## Begin

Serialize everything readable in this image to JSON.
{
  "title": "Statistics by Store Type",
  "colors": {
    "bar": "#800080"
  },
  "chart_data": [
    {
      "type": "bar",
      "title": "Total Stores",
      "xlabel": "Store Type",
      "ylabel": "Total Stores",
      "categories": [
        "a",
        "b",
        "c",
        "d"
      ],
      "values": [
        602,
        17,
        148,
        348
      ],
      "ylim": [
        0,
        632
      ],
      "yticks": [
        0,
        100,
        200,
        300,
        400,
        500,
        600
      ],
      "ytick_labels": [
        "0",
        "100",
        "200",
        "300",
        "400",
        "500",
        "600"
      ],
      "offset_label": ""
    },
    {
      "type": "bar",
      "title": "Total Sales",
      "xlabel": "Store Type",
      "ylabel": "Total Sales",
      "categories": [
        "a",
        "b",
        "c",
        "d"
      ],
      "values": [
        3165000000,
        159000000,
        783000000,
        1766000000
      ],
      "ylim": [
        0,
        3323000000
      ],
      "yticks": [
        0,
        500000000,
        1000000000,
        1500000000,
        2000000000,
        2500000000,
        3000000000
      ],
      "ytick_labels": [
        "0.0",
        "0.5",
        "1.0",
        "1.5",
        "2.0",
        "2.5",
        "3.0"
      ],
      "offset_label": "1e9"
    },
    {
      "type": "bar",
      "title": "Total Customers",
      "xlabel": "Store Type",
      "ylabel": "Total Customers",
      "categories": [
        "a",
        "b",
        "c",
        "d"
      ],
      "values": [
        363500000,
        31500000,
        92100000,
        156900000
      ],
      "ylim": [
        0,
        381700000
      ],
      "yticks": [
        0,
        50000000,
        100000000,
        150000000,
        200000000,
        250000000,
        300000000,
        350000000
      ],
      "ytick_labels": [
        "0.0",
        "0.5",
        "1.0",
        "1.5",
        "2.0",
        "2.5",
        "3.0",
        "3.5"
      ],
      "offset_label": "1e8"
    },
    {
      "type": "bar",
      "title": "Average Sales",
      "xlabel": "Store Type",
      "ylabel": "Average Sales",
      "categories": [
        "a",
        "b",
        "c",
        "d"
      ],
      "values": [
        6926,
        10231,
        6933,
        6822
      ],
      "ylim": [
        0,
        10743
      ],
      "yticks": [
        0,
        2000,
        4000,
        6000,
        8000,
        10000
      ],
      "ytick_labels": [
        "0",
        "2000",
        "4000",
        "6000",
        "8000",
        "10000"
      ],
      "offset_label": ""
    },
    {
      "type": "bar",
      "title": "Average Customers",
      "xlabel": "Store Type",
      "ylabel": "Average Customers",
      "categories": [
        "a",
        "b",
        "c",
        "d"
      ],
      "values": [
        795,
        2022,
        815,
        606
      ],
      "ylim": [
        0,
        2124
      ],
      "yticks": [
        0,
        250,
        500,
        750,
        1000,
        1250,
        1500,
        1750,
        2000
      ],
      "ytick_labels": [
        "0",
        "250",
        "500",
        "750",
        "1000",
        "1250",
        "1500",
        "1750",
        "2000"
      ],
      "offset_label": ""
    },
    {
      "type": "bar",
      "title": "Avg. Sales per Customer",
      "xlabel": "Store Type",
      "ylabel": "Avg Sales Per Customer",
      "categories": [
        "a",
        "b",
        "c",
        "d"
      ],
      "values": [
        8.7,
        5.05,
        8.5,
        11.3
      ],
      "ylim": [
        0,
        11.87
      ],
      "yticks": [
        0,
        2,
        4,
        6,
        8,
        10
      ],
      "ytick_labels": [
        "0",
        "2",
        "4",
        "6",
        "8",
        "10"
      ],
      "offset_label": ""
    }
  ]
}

## End

● EXERCISE OBJECTIVE
All of the records must be repeated exactly.

● RESULT
Serialize everything readable in this image to JSON.
{
  "title": "Statistics by Store Type",
  "colors": {
    "bar": "#800080"
  },
  "chart_data": [
    {
      "type": "bar",
      "title": "Total Stores",
      "xlabel": "Store Type",
      "ylabel": "Total Stores",
      "categories": [
        "a",
        "b",
        "c",
        "d"
      ],
      "values": [
        602,
        17,
        148,
        348
      ],
      "ylim": [
        0,
        632
      ],
      "yticks": [
        0,
        100,
        200,
        300,
        400,
        500,
        600
      ],
      "ytick_labels": [
        "0",
        "100",
        "200",
        "300",
        "400",
        "500",
        "600"
      ],
      "offset_label": ""
    },
    {
      "type": "bar",
      "title": "Total Sales",
      "xlabel": "Store Type",
      "ylabel": "Total Sales",
      "categories": [
        "a",
        "b",
        "c",
        "d"
      ],
      "values": [
        3165000000,
        159000000,
        783000000,
        1766000000
      ],
      "ylim": [
        0,
        3323000000
      ],
      "yticks": [
        0,
        500000000,
        1000000000,
        1500000000,
        2000000000,
        2500000000,
        3000000000
      ],
      "ytick_labels": [
        "0.0",
        "0.5",
        "1.0",
        "1.5",
        "2.0",
        "2.5",
        "3.0"
      ],
      "offset_label": "1e9"
    },
    {
      "type": "bar",
      "title": "Total Customers",
      "xlabel": "Store Type",
      "ylabel": "Total Customers",
      "categories": [
        "a",
        "b",
        "c",
        "d"
      ],
      "values": [
        363500000,
        31500000,
        92100000,
        156900000
      ],
      "ylim": [
        0,
        381700000
      ],
      "yticks": [
        0,
        50000000,
        100000000,
        150000000,
        200000000,
        250000000,
        300000000,
        350000000
      ],
      "ytick_labels": [
        "0.0",
        "0.5",
        "1.0",
        "1.5",
        "2.0",
        "2.5",
        "3.0",
        "3.5"
      ],
      "offset_label": "1e8"
    },
    {
      "type": "bar",
      "title": "Average Sales",
      "xlabel": "Store Type",
      "ylabel": "Average Sales",
      "categories": [
        "a",
        "b",
        "c",
        "d"
      ],
      "values": [
        6926,
        10231,
        6933,
        6822
      ],
      "ylim": [
        0,
        10743
      ],
      "yticks": [
        0,
        2000,
        4000,
        6000,
        8000,
        10000
      ],
      "ytick_labels": [
        "0",
        "2000",
        "4000",
        "6000",
        "8000",
        "10000"
      ],
      "offset_label": ""
    },
    {
      "type": "bar",
      "title": "Average Customers",
      "xlabel": "Store Type",
      "ylabel": "Average Customers",
      "categories": [
        "a",
        "b",
        "c",
        "d"
      ],
      "values": [
        795,
        2022,
        815,
        606
      ],
      "ylim": [
        0,
        2124
      ],
      "yticks": [
        0,
        250,
        500,
        750,
        1000,
        1250,
        1500,
        1750,
        2000
      ],
      "ytick_labels": [
        "0",
        "250",
        "500",
        "750",
        "1000",
        "1250",
        "1500",
        "1750",
        "2000"
      ],
      "offset_label": ""
    },
    {
      "type": "bar",
      "title": "Avg. Sales per Customer",
      "xlabel": "Store Type",
      "ylabel": "Avg Sales Per Customer",
      "categories": [
        "a",
        "b",
        "c",
        "d"
      ],
      "values": [
        8.7,
        5.05,
        8.5,
        11.3
      ],
      "ylim": [
        0,
        11.87
      ],
      "yticks": [
        0,
        2,
        4,
        6,
        8,
        10
      ],
      "ytick_labels": [
        "0",
        "2",
        "4",
        "6",
        "8",
        "10"
      ],
      "offset_label": ""
    }
  ]
}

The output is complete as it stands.